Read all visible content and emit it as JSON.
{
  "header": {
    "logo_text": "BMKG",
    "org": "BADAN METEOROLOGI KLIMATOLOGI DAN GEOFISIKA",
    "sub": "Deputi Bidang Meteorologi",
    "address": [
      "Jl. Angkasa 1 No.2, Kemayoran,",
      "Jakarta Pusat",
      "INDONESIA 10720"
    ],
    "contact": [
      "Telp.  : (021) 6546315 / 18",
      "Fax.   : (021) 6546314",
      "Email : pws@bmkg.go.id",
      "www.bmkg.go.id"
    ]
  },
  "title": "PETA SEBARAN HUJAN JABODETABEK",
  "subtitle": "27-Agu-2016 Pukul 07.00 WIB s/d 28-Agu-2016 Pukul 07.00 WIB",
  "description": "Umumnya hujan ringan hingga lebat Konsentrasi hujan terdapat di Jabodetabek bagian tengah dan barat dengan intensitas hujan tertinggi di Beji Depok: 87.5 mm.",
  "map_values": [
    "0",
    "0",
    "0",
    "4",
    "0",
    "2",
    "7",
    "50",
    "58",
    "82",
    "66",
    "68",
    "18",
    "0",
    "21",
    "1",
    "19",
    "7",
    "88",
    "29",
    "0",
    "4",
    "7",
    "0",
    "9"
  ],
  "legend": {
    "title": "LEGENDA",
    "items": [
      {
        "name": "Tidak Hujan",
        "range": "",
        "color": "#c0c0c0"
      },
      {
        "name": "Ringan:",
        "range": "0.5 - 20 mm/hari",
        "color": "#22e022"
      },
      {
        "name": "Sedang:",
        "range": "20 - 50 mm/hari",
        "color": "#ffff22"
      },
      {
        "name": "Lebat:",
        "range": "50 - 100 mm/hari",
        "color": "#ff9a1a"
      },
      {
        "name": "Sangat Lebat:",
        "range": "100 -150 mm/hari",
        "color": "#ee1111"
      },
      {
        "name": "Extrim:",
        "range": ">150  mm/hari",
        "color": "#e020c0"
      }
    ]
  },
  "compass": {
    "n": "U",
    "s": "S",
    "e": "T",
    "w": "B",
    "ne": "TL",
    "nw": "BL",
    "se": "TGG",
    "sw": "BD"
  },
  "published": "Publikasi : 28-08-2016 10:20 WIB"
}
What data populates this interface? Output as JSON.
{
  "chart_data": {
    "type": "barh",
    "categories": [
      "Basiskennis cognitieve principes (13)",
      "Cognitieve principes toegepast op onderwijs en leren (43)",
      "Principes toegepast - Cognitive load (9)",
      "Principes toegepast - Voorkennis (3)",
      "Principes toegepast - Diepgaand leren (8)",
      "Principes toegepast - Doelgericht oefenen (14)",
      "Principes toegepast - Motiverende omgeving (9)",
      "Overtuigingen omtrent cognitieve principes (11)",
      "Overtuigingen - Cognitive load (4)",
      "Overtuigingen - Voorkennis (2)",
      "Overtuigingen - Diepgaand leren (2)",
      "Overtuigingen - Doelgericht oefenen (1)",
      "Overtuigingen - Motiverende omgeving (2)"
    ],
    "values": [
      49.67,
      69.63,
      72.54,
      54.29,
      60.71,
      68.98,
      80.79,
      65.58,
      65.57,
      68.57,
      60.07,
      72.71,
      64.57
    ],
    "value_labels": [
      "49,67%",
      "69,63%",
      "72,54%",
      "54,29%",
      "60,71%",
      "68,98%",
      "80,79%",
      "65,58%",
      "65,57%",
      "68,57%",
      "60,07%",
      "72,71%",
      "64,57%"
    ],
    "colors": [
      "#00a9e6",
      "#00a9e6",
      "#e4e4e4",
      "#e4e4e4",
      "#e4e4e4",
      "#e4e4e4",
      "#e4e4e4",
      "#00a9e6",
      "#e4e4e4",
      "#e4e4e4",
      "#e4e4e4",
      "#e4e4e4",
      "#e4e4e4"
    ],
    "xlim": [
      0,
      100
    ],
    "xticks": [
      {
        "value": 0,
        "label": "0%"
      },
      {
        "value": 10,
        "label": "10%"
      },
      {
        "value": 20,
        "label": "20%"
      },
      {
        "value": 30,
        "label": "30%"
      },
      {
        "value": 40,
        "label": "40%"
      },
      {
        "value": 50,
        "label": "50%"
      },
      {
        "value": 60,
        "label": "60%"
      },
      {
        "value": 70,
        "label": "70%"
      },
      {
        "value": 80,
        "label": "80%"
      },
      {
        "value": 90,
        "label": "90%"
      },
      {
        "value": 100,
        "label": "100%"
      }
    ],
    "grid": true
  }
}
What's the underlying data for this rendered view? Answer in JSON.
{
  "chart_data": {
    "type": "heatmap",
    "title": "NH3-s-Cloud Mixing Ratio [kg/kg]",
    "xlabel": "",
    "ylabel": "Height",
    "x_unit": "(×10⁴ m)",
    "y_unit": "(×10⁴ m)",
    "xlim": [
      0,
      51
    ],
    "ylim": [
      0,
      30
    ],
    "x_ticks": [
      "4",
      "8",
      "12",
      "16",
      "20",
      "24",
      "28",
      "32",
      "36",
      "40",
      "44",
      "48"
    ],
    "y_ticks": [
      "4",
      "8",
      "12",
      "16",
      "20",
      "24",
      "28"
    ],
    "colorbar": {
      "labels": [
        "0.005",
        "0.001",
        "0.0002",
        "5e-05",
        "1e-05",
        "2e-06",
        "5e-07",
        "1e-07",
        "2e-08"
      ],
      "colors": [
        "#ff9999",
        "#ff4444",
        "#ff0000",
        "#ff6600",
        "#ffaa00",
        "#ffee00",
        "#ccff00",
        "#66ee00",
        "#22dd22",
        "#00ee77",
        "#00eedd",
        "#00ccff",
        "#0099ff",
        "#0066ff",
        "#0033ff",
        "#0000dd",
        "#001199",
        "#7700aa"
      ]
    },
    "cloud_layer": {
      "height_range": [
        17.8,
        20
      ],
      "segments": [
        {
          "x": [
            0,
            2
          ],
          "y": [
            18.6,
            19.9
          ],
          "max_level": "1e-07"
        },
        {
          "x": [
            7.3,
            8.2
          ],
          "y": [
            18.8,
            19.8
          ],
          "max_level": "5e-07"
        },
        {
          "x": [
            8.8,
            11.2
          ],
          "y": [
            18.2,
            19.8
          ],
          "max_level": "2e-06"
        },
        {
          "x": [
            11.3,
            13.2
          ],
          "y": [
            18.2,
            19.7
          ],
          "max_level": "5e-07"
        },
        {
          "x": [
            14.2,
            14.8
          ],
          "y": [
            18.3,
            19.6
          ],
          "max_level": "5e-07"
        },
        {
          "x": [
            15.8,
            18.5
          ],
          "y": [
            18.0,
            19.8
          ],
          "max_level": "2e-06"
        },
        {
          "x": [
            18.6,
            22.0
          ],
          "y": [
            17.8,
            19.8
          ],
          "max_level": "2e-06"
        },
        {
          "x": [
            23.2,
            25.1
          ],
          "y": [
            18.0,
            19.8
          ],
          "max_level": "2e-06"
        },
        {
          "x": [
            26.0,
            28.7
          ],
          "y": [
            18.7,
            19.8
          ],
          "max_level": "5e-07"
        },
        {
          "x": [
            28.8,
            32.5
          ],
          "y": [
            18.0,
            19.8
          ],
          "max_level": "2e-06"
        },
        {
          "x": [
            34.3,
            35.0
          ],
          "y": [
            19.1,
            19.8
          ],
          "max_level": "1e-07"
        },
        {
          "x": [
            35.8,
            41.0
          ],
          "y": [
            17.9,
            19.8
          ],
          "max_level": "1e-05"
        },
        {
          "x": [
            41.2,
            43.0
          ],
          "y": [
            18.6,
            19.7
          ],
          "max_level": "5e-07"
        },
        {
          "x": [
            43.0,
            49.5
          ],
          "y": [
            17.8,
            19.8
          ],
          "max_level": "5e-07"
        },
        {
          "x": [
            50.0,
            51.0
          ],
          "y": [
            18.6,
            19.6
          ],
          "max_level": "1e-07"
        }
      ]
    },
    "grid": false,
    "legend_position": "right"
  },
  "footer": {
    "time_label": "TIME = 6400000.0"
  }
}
* * * * *
== Problem to solve ==
What is the number of lines above that contain the string "leren"? Answer with the number alone.

== Written response ==
3